> **Supplied text**:
This is not a function call: you cannot have function calls inside declarations. getNextValue is a pointer to function that takes no arguments and returns an int declared using a different syntax.

Consider this analogy: you can define a new type for a pointer to int and use it in a declaration of a function

typedef int* intptr_t;
void myFunction(intptr_t ptr) {
    ...
}

or you can say that ptr is a pointer to int inside the declaration:

void myFunction(int* ptr) {
    ...
}

In the same way, you can define the type for your function pointer before using it in a declaration

typedef void generator_t(void);
void populate_array(int *array, size_t arraySize, generator_t getNextValue) {
}

or you could say that getNextValue is a function pointer using the alternative syntax from your post.

> **Instructions to follow**: Please write out the part of the function pointer explanation that opens with the words "In the same" and closes with "from your post.", replacing "generator_t" with "producer_t" throughout. The lines that come next are separate material and have no connection to the function pointer explanation.

> **Information provided**:
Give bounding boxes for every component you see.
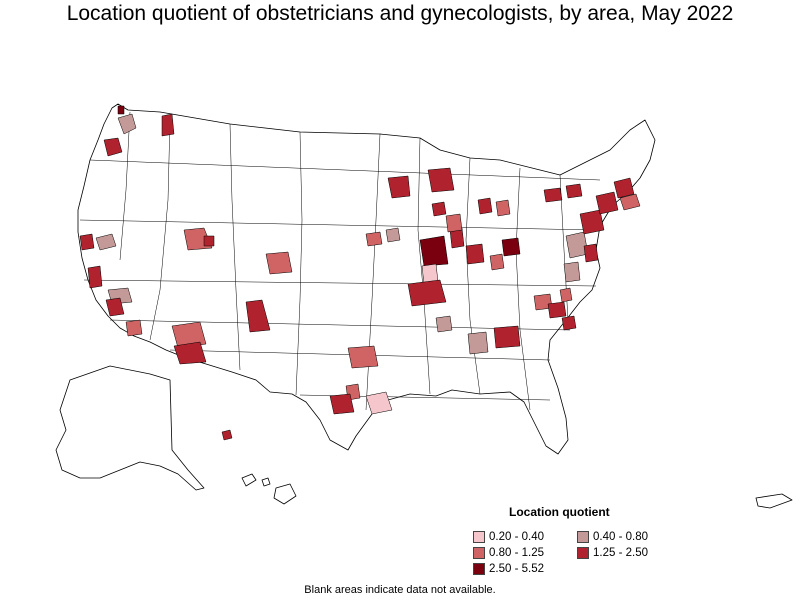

> **Written response**:
In the same way, you can define the type for your function pointer before using it in a declaration

typedef void producer_t(void);
void populate_array(int *array, size_t arraySize, producer_t getNextValue) {
}

or you could say that getNextValue is a function pointer using the alternative syntax from your post.